— SET TASK —
Hunt for the word "عبدالهادي" across the entries below, copying each line that holds it.

------------------------------------

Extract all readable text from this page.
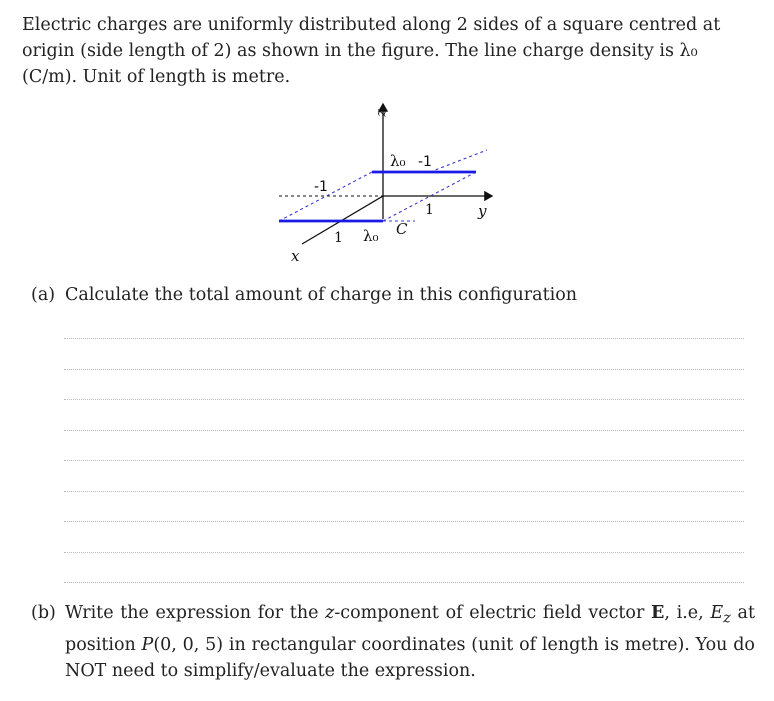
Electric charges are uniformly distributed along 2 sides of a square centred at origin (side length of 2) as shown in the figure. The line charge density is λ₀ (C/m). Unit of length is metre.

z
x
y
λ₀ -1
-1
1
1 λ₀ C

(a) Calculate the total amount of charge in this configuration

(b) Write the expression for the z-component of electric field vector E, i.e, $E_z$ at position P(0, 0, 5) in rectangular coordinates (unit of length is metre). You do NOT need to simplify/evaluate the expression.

------------------------------------

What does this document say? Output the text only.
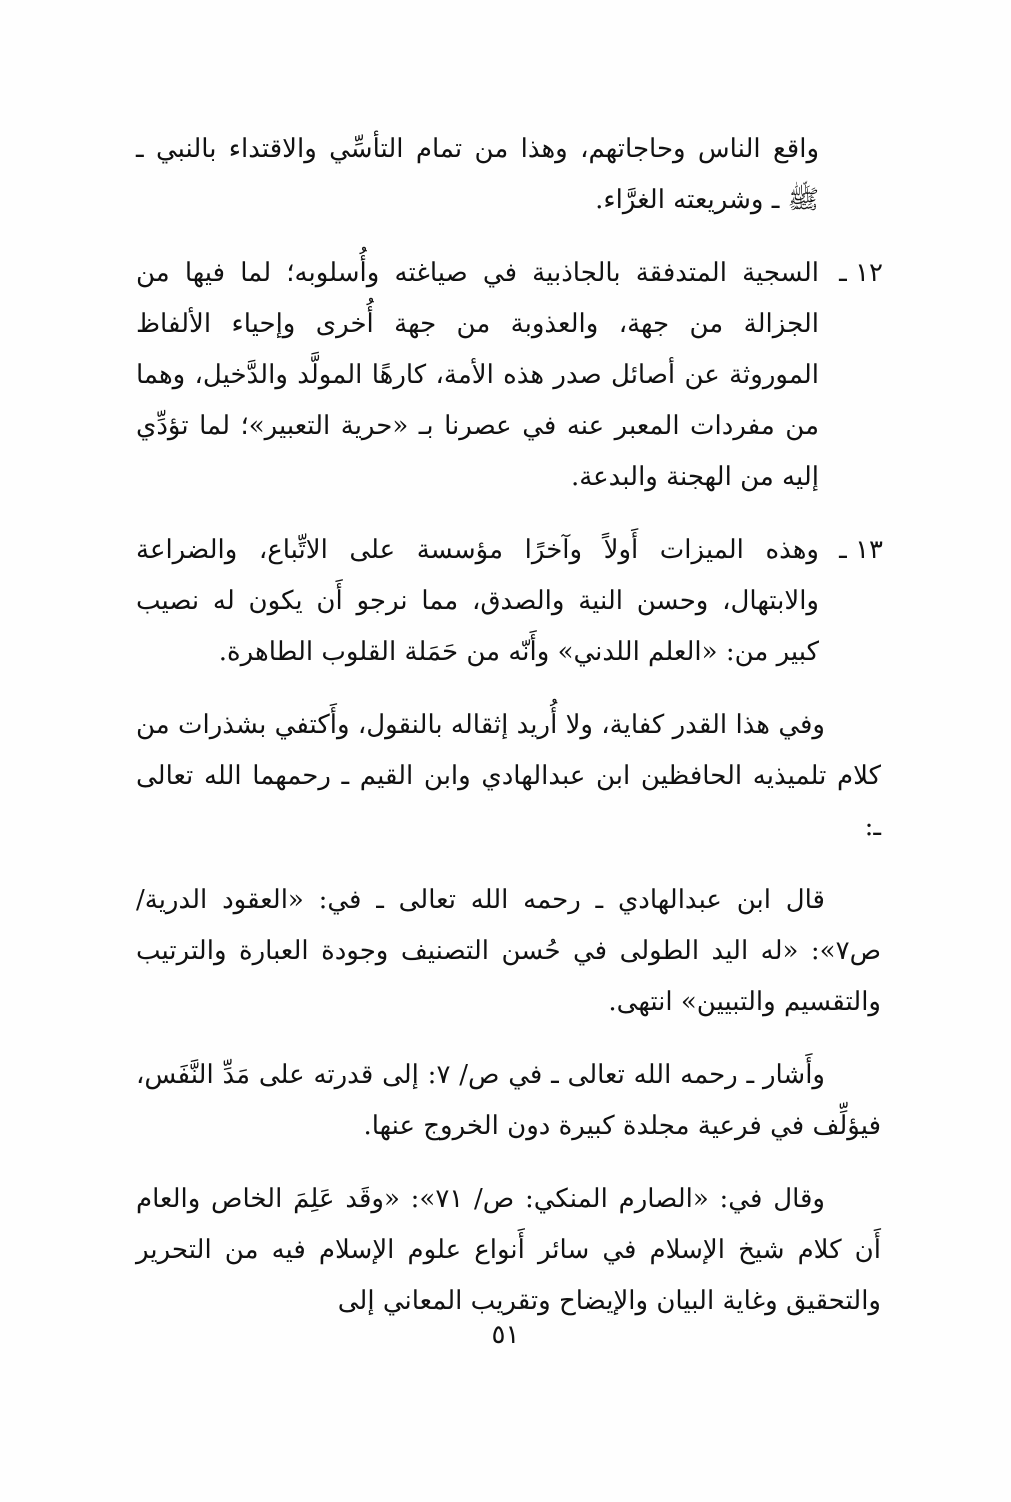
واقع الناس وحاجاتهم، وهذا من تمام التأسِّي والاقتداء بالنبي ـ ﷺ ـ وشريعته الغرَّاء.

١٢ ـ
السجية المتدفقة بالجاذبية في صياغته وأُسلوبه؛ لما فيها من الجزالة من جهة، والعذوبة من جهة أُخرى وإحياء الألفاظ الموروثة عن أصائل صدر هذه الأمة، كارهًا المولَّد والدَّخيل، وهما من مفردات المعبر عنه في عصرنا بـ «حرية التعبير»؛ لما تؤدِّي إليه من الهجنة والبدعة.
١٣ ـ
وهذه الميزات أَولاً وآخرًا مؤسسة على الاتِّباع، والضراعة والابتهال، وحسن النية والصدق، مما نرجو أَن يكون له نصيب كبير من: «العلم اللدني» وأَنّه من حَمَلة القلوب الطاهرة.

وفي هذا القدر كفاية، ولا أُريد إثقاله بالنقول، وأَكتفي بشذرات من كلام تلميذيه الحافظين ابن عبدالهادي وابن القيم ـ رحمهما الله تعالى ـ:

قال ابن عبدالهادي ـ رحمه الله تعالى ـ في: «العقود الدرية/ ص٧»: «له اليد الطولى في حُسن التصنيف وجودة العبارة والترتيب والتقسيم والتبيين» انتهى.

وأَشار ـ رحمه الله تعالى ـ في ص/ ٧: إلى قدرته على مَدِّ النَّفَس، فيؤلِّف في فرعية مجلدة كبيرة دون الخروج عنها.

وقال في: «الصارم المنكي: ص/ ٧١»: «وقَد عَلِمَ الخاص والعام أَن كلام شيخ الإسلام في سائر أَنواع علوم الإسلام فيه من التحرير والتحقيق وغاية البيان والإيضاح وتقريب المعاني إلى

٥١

------------------------------------

— THE REPLY —
وفي هذا القدر كفاية، ولا أُريد إثقاله بالنقول، وأَكتفي بشذرات من كلام تلميذيه الحافظين ابن عبدالهادي وابن القيم ـ رحمهما الله تعالى ـ:
قال ابن عبدالهادي ـ رحمه الله تعالى ـ في: «العقود الدرية/ ص٧»: «له اليد الطولى في حُسن التصنيف وجودة العبارة والترتيب والتقسيم والتبيين» انتهى.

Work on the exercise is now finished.